▶ **Records from a dataset**:

════

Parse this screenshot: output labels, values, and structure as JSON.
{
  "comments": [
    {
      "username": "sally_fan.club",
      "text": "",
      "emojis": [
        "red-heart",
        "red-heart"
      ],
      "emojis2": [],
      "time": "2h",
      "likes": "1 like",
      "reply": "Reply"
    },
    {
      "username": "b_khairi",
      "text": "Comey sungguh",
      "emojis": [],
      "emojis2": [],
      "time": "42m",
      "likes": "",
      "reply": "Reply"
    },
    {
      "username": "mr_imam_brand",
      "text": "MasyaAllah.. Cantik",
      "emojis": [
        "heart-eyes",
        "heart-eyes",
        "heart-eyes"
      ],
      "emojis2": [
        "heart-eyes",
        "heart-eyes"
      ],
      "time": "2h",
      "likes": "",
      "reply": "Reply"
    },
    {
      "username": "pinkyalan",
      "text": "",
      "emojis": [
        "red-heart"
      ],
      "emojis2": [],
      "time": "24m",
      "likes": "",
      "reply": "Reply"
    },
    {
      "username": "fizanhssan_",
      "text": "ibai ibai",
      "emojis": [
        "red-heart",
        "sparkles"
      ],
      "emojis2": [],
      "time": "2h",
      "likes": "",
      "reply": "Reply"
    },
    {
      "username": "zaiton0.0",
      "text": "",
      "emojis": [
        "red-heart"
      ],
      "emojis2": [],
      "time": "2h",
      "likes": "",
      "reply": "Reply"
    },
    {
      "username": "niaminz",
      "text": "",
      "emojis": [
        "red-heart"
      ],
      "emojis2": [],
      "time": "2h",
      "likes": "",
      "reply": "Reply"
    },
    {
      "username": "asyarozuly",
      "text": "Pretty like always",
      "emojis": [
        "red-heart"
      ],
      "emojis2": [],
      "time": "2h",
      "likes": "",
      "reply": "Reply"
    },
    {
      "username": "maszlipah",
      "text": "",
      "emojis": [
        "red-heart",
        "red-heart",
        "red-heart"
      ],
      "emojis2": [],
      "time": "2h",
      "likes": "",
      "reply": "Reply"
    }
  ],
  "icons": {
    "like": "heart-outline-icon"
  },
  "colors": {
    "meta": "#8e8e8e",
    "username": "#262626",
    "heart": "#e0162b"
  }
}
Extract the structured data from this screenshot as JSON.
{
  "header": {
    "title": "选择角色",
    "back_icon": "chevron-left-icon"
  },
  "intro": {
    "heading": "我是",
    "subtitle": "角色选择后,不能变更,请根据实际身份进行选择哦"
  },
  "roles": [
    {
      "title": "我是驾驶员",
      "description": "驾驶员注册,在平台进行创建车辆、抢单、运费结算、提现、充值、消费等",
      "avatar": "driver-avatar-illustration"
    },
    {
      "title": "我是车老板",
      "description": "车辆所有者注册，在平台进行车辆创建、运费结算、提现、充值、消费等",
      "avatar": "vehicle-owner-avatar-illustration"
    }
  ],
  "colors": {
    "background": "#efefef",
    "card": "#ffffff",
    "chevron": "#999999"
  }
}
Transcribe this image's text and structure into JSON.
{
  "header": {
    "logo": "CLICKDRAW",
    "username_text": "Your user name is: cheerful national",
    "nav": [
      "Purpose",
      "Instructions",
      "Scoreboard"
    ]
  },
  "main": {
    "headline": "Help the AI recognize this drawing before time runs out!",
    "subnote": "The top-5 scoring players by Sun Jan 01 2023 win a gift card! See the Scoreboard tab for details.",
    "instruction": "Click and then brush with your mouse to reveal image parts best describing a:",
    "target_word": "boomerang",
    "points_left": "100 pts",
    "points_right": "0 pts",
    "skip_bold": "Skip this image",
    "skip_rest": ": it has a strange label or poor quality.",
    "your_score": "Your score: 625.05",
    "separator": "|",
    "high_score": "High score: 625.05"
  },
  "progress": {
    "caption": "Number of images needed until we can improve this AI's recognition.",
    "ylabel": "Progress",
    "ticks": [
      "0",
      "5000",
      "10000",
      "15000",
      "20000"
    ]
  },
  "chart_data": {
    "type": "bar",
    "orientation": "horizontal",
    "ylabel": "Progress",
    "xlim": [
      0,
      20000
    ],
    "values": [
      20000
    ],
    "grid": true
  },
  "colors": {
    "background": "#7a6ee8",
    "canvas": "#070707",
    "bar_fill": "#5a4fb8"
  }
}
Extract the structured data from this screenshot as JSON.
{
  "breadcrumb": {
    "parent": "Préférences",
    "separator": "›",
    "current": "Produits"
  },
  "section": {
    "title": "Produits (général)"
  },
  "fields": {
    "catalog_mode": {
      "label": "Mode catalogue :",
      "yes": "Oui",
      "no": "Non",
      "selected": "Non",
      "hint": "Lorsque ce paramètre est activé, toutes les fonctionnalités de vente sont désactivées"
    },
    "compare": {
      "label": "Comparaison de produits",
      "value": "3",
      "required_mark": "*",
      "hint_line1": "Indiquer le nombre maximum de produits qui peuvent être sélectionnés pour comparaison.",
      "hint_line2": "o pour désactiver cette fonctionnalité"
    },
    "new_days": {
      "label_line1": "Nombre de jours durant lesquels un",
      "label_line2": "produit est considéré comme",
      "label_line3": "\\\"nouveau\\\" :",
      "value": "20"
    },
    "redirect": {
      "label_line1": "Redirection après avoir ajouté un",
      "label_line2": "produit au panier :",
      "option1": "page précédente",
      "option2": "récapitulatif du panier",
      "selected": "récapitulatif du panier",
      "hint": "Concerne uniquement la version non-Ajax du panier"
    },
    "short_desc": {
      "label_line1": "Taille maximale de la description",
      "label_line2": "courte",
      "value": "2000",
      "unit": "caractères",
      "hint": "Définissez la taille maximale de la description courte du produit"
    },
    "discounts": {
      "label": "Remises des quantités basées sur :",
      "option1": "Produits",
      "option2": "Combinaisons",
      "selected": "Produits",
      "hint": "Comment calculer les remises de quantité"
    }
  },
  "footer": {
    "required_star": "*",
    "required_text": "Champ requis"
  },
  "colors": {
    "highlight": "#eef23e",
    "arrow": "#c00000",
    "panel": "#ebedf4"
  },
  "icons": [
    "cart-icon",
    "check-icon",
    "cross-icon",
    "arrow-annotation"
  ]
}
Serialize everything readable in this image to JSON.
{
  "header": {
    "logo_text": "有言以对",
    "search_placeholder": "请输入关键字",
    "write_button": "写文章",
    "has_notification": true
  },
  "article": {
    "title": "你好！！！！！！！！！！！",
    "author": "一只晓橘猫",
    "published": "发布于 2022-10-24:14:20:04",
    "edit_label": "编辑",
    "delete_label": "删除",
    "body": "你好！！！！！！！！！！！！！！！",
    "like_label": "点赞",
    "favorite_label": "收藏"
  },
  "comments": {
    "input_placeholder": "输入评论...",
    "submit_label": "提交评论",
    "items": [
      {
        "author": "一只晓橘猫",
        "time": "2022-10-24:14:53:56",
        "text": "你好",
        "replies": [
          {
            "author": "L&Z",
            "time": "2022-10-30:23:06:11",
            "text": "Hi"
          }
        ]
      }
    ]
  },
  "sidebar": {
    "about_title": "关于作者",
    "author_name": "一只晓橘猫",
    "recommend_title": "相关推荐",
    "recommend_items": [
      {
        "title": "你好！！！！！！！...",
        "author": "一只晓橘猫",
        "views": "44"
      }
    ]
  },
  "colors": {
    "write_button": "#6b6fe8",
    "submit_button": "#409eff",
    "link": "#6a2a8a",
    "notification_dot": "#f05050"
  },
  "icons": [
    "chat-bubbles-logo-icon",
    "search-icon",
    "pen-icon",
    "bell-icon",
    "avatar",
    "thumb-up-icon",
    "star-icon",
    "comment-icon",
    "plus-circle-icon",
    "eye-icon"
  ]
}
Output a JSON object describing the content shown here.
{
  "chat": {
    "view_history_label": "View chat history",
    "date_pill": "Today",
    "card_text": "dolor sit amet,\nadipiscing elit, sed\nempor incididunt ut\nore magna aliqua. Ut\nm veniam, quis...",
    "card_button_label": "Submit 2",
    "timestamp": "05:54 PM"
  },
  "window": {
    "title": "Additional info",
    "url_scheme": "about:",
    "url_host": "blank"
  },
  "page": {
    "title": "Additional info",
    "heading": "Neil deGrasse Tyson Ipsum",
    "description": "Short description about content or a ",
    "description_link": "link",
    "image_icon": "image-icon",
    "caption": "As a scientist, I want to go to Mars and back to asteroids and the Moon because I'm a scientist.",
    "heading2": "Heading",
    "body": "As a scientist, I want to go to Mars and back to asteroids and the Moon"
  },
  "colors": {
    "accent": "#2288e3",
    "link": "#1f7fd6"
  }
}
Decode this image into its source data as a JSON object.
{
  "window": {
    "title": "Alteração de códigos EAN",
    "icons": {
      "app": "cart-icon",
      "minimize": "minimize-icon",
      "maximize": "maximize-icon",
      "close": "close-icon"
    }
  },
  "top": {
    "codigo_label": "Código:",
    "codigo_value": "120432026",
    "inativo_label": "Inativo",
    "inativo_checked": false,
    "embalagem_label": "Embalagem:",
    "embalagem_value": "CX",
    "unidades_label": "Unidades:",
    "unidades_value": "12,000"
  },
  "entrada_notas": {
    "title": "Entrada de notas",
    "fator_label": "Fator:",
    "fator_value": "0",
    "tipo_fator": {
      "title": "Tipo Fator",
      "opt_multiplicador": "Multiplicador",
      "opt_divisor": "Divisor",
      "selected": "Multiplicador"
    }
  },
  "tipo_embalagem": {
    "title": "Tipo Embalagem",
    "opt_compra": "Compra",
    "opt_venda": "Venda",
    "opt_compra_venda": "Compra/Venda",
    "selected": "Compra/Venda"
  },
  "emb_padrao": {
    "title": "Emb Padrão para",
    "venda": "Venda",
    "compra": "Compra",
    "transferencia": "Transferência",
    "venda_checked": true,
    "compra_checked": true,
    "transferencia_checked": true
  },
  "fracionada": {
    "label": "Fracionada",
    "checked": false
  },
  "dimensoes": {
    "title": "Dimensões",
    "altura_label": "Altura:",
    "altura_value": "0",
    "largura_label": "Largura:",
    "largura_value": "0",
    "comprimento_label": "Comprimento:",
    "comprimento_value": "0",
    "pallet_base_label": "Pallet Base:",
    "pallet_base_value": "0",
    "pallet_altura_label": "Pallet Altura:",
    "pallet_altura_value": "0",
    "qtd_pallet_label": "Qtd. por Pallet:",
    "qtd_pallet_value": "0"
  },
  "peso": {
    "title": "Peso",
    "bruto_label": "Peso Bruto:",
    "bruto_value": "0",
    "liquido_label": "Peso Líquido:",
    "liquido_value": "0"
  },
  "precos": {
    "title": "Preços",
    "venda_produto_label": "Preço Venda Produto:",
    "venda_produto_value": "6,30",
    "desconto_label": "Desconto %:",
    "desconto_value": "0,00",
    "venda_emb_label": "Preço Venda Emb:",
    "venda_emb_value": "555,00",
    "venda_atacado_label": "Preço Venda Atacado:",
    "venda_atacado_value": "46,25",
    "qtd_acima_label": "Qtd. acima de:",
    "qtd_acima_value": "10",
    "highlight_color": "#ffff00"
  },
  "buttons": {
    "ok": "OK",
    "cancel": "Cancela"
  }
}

════

▶ **Set task**: Count all lines of the data that include "一只晓橘猫". The answer is the number alone.

▶ **Exercise response**: 4